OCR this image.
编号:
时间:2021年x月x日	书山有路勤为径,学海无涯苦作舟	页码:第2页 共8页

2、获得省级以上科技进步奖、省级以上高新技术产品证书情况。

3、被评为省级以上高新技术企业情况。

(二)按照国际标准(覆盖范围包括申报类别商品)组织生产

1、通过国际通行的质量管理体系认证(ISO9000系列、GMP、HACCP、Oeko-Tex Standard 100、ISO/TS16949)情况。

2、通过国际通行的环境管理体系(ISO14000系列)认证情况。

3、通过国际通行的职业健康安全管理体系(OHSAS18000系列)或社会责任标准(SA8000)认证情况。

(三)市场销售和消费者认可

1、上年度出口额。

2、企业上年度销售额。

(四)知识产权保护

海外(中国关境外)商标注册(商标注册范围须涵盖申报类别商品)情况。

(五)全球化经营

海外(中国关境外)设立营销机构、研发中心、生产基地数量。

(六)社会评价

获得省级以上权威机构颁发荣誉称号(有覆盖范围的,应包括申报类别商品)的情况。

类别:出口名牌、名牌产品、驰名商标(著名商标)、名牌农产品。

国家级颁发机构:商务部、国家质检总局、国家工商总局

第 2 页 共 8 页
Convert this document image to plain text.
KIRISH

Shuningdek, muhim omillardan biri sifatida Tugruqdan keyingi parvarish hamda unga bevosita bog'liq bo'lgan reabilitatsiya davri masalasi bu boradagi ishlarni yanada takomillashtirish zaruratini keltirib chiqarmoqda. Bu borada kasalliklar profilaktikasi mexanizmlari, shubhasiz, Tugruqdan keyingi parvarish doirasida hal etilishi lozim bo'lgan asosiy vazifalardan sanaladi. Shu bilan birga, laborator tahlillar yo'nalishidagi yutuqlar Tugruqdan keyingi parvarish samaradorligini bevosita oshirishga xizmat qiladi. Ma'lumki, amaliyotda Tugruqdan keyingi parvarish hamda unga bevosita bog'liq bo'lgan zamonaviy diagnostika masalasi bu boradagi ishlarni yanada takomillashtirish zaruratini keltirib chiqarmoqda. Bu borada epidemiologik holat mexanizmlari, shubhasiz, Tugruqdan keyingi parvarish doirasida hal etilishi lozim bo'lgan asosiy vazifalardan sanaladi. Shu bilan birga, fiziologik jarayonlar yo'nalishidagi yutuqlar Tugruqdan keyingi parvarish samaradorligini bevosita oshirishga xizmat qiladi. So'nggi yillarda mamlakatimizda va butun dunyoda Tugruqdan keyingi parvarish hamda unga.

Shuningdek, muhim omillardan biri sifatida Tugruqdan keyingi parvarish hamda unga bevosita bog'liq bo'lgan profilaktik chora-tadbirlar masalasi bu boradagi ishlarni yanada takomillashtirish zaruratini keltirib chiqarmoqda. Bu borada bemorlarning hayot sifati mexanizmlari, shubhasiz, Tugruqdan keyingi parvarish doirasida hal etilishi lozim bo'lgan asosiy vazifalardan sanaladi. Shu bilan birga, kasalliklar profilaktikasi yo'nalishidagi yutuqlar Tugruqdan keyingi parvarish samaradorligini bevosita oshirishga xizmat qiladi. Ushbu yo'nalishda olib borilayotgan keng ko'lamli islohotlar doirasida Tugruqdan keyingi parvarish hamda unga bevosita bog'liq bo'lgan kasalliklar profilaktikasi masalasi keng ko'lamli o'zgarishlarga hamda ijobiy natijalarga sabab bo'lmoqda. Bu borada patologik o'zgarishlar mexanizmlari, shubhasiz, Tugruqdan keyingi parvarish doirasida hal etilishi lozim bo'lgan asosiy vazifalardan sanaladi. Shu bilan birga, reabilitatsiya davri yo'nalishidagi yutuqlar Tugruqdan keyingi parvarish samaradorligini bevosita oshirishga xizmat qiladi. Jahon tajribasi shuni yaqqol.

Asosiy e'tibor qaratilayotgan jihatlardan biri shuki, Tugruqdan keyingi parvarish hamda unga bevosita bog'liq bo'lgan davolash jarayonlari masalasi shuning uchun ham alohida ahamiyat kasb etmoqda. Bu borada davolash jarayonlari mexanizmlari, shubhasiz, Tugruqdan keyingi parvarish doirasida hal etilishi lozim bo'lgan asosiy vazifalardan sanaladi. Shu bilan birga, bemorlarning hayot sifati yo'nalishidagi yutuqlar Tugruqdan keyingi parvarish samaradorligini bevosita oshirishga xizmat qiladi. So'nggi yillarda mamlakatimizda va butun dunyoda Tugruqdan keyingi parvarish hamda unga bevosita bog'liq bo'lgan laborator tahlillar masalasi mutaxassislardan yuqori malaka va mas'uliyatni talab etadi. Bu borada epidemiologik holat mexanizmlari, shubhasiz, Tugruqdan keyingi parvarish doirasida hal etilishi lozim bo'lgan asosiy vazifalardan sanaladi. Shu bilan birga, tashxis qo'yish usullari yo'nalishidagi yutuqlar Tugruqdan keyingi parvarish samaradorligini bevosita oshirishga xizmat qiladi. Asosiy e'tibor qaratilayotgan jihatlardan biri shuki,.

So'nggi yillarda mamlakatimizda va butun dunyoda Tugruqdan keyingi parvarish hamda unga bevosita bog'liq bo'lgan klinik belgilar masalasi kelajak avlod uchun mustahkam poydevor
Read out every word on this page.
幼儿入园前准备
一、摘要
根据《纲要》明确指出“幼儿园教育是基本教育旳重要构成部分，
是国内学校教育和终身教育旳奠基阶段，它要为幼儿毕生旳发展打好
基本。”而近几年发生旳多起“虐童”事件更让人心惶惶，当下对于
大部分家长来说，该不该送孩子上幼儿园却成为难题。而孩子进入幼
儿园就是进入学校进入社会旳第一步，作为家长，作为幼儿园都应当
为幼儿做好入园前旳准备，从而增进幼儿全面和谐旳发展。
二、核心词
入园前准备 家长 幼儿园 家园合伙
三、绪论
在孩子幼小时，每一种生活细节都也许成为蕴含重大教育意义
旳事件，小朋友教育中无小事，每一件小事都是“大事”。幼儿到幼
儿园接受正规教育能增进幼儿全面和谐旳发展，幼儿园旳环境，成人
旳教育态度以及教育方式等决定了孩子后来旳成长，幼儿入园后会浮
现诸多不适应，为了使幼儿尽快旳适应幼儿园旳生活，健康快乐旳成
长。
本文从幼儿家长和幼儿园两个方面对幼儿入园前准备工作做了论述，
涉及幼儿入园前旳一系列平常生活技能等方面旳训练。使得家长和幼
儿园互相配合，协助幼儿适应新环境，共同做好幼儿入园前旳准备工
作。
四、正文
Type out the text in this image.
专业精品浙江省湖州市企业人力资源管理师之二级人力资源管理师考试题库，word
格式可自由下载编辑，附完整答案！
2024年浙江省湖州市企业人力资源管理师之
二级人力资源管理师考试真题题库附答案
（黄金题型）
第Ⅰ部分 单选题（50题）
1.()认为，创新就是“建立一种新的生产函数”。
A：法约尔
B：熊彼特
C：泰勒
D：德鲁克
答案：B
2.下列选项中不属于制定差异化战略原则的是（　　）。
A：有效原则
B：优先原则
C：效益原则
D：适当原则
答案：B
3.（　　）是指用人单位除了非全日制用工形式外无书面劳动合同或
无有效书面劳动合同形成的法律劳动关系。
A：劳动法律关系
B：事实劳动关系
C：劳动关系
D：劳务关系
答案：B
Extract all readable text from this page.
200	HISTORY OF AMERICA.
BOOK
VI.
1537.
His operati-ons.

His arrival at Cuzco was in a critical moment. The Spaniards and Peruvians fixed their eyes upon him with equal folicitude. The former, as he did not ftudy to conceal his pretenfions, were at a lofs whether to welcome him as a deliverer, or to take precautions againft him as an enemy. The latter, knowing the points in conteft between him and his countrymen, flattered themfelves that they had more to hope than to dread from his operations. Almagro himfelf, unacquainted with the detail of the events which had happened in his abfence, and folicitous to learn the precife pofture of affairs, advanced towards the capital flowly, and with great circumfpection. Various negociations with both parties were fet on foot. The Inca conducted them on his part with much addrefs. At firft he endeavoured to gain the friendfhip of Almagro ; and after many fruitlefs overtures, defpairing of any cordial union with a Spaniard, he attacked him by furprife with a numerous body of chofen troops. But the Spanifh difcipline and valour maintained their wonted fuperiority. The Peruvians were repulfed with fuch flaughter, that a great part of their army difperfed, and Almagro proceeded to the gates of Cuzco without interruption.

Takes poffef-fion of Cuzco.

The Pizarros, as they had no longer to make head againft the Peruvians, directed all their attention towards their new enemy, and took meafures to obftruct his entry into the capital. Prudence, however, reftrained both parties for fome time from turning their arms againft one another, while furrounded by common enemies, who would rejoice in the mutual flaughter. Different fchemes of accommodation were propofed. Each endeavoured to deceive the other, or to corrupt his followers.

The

_EXERCISE PROMPT:_
Gather each line from the entries above that includes the word "image".

_SOLUTION TO THIS EXERCISE:_
OCR this image.
Convert this document image to plain text.
Type out the text in this image.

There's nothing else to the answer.